• Required work
Give the number of lines in this listing that contain "Customer", with no other words.

• Exercise material
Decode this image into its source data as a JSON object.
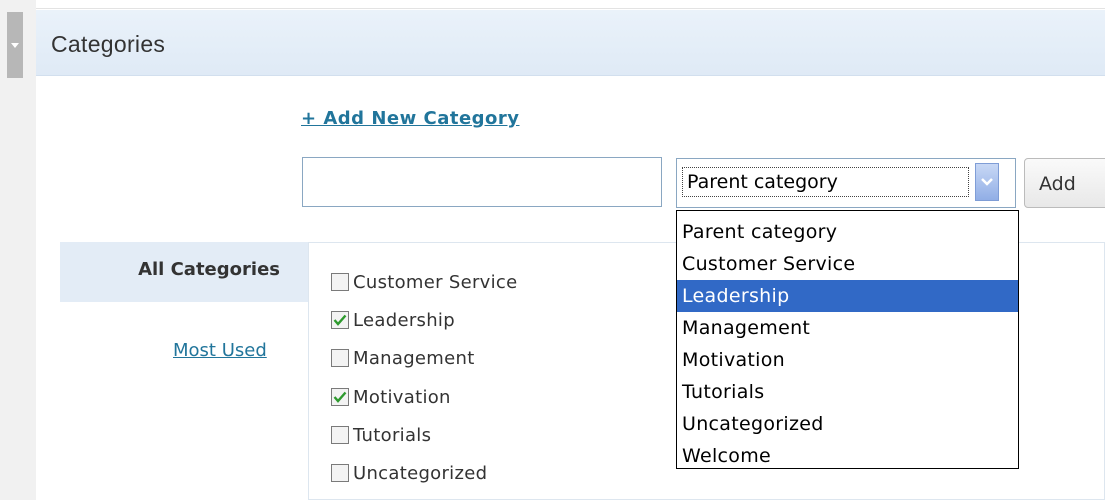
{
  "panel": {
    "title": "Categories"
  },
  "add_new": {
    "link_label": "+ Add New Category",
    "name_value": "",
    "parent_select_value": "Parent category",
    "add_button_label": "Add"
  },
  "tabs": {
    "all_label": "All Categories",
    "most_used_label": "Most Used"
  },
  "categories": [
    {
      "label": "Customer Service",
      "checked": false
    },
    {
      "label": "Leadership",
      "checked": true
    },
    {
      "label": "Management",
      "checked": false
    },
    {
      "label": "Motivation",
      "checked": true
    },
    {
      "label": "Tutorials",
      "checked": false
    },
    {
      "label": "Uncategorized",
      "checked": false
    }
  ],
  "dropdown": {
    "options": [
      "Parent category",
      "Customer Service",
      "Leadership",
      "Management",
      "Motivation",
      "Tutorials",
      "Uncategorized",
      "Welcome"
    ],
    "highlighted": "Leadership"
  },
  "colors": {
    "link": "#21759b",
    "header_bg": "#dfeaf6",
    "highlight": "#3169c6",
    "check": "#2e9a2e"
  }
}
* * *
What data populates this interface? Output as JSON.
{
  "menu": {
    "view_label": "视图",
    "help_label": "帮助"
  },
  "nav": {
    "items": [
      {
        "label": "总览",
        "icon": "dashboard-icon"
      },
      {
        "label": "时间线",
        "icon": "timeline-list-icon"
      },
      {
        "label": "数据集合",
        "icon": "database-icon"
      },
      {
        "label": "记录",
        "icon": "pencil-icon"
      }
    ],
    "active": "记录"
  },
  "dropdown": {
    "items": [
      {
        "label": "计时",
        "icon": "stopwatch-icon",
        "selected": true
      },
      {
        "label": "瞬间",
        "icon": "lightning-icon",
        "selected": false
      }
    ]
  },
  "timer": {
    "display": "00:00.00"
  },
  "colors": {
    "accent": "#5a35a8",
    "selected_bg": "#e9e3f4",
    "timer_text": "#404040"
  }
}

• Response to the exercise
2